::: Records to process
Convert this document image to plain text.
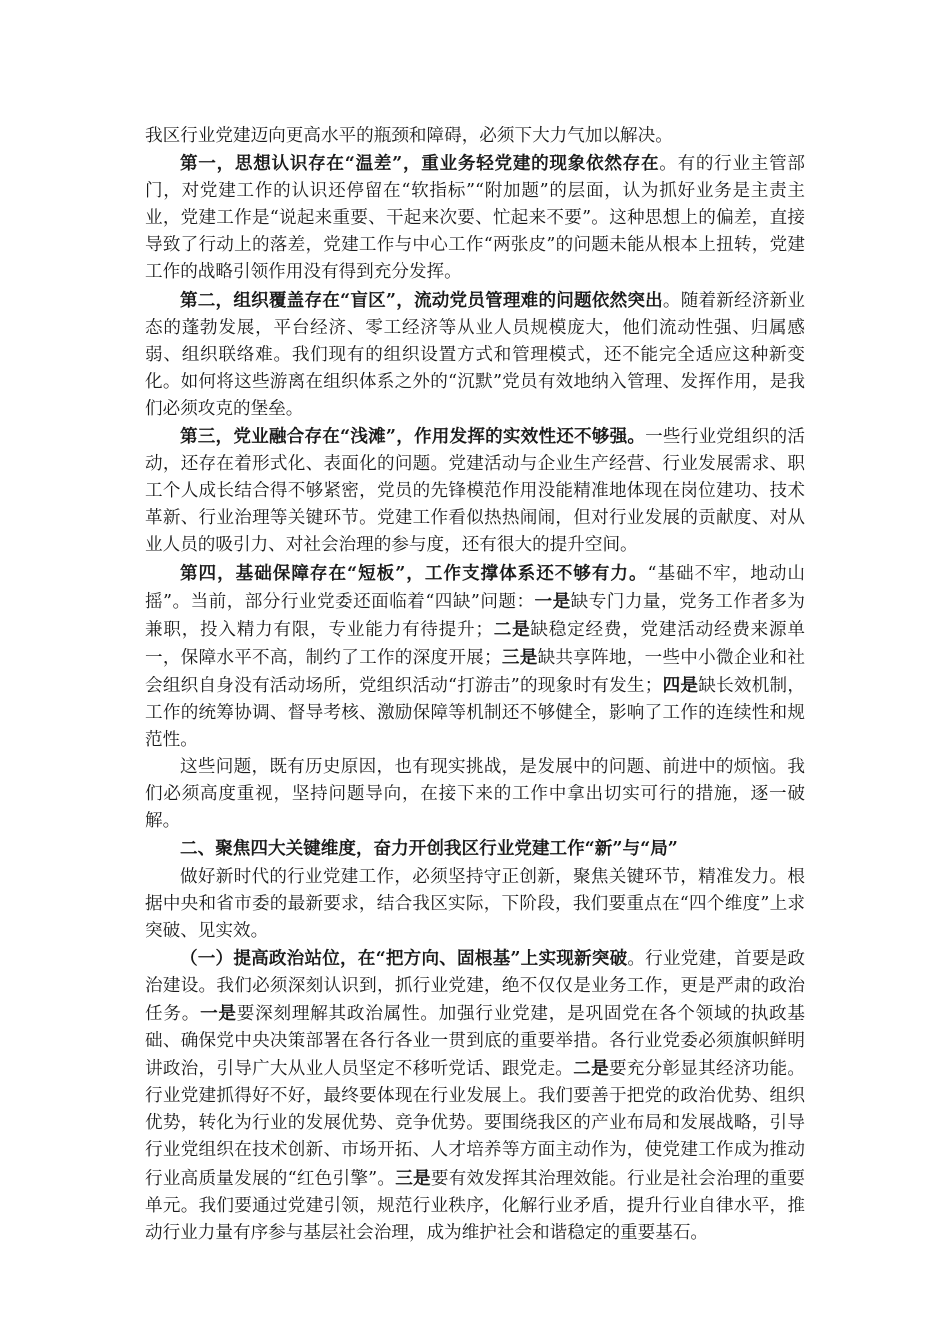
我区行业党建迈向更高水平的瓶颈和障碍，必须下大力气加以解决。

第一，思想认识存在“温差”，重业务轻党建的现象依然存在。有的行业主管部门，对党建工作的认识还停留在“软指标”“附加题”的层面，认为抓好业务是主责主业，党建工作是“说起来重要、干起来次要、忙起来不要”。这种思想上的偏差，直接导致了行动上的落差，党建工作与中心工作“两张皮”的问题未能从根本上扭转，党建工作的战略引领作用没有得到充分发挥。

第二，组织覆盖存在“盲区”，流动党员管理难的问题依然突出。随着新经济新业态的蓬勃发展，平台经济、零工经济等从业人员规模庞大，他们流动性强、归属感弱、组织联络难。我们现有的组织设置方式和管理模式，还不能完全适应这种新变化。如何将这些游离在组织体系之外的“沉默”党员有效地纳入管理、发挥作用，是我们必须攻克的堡垒。

第三，党业融合存在“浅滩”，作用发挥的实效性还不够强。一些行业党组织的活动，还存在着形式化、表面化的问题。党建活动与企业生产经营、行业发展需求、职工个人成长结合得不够紧密，党员的先锋模范作用没能精准地体现在岗位建功、技术革新、行业治理等关键环节。党建工作看似热热闹闹，但对行业发展的贡献度、对从业人员的吸引力、对社会治理的参与度，还有很大的提升空间。

第四，基础保障存在“短板”，工作支撑体系还不够有力。“基础不牢，地动山摇”。当前，部分行业党委还面临着“四缺”问题：一是缺专门力量，党务工作者多为兼职，投入精力有限，专业能力有待提升；二是缺稳定经费，党建活动经费来源单一，保障水平不高，制约了工作的深度开展；三是缺共享阵地，一些中小微企业和社会组织自身没有活动场所，党组织活动“打游击”的现象时有发生；四是缺长效机制，工作的统筹协调、督导考核、激励保障等机制还不够健全，影响了工作的连续性和规范性。

这些问题，既有历史原因，也有现实挑战，是发展中的问题、前进中的烦恼。我们必须高度重视，坚持问题导向，在接下来的工作中拿出切实可行的措施，逐一破解。

二、聚焦四大关键维度，奋力开创我区行业党建工作“新”与“局”

做好新时代的行业党建工作，必须坚持守正创新，聚焦关键环节，精准发力。根据中央和省市委的最新要求，结合我区实际，下阶段，我们要重点在“四个维度”上求突破、见实效。

（一）提高政治站位，在“把方向、固根基”上实现新突破。行业党建，首要是政治建设。我们必须深刻认识到，抓行业党建，绝不仅仅是业务工作，更是严肃的政治任务。一是要深刻理解其政治属性。加强行业党建，是巩固党在各个领域的执政基础、确保党中央决策部署在各行各业一贯到底的重要举措。各行业党委必须旗帜鲜明讲政治，引导广大从业人员坚定不移听党话、跟党走。二是要充分彰显其经济功能。行业党建抓得好不好，最终要体现在行业发展上。我们要善于把党的政治优势、组织优势，转化为行业的发展优势、竞争优势。要围绕我区的产业布局和发展战略，引导行业党组织在技术创新、市场开拓、人才培养等方面主动作为，使党建工作成为推动行业高质量发展的“红色引擎”。三是要有效发挥其治理效能。行业是社会治理的重要单元。我们要通过党建引领，规范行业秩序，化解行业矛盾，提升行业自律水平，推动行业力量有序参与基层社会治理，成为维护社会和谐稳定的重要基石。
::::::
**Given exercise**
Copy all the data exactly as written, but skip any picture.

**Answer to the problem**
Convert this document image to plain text.
我区行业党建迈向更高水平的瓶颈和障碍，必须下大力气加以解决。

第一，思想认识存在“温差”，重业务轻党建的现象依然存在。有的行业主管部门，对党建工作的认识还停留在“软指标”“附加题”的层面，认为抓好业务是主责主业，党建工作是“说起来重要、干起来次要、忙起来不要”。这种思想上的偏差，直接导致了行动上的落差，党建工作与中心工作“两张皮”的问题未能从根本上扭转，党建工作的战略引领作用没有得到充分发挥。

第二，组织覆盖存在“盲区”，流动党员管理难的问题依然突出。随着新经济新业态的蓬勃发展，平台经济、零工经济等从业人员规模庞大，他们流动性强、归属感弱、组织联络难。我们现有的组织设置方式和管理模式，还不能完全适应这种新变化。如何将这些游离在组织体系之外的“沉默”党员有效地纳入管理、发挥作用，是我们必须攻克的堡垒。

第三，党业融合存在“浅滩”，作用发挥的实效性还不够强。一些行业党组织的活动，还存在着形式化、表面化的问题。党建活动与企业生产经营、行业发展需求、职工个人成长结合得不够紧密，党员的先锋模范作用没能精准地体现在岗位建功、技术革新、行业治理等关键环节。党建工作看似热热闹闹，但对行业发展的贡献度、对从业人员的吸引力、对社会治理的参与度，还有很大的提升空间。

第四，基础保障存在“短板”，工作支撑体系还不够有力。“基础不牢，地动山摇”。当前，部分行业党委还面临着“四缺”问题：一是缺专门力量，党务工作者多为兼职，投入精力有限，专业能力有待提升；二是缺稳定经费，党建活动经费来源单一，保障水平不高，制约了工作的深度开展；三是缺共享阵地，一些中小微企业和社会组织自身没有活动场所，党组织活动“打游击”的现象时有发生；四是缺长效机制，工作的统筹协调、督导考核、激励保障等机制还不够健全，影响了工作的连续性和规范性。

这些问题，既有历史原因，也有现实挑战，是发展中的问题、前进中的烦恼。我们必须高度重视，坚持问题导向，在接下来的工作中拿出切实可行的措施，逐一破解。

二、聚焦四大关键维度，奋力开创我区行业党建工作“新”与“局”

做好新时代的行业党建工作，必须坚持守正创新，聚焦关键环节，精准发力。根据中央和省市委的最新要求，结合我区实际，下阶段，我们要重点在“四个维度”上求突破、见实效。

（一）提高政治站位，在“把方向、固根基”上实现新突破。行业党建，首要是政治建设。我们必须深刻认识到，抓行业党建，绝不仅仅是业务工作，更是严肃的政治任务。一是要深刻理解其政治属性。加强行业党建，是巩固党在各个领域的执政基础、确保党中央决策部署在各行各业一贯到底的重要举措。各行业党委必须旗帜鲜明讲政治，引导广大从业人员坚定不移听党话、跟党走。二是要充分彰显其经济功能。行业党建抓得好不好，最终要体现在行业发展上。我们要善于把党的政治优势、组织优势，转化为行业的发展优势、竞争优势。要围绕我区的产业布局和发展战略，引导行业党组织在技术创新、市场开拓、人才培养等方面主动作为，使党建工作成为推动行业高质量发展的“红色引擎”。三是要有效发挥其治理效能。行业是社会治理的重要单元。我们要通过党建引领，规范行业秩序，化解行业矛盾，提升行业自律水平，推动行业力量有序参与基层社会治理，成为维护社会和谐稳定的重要基石。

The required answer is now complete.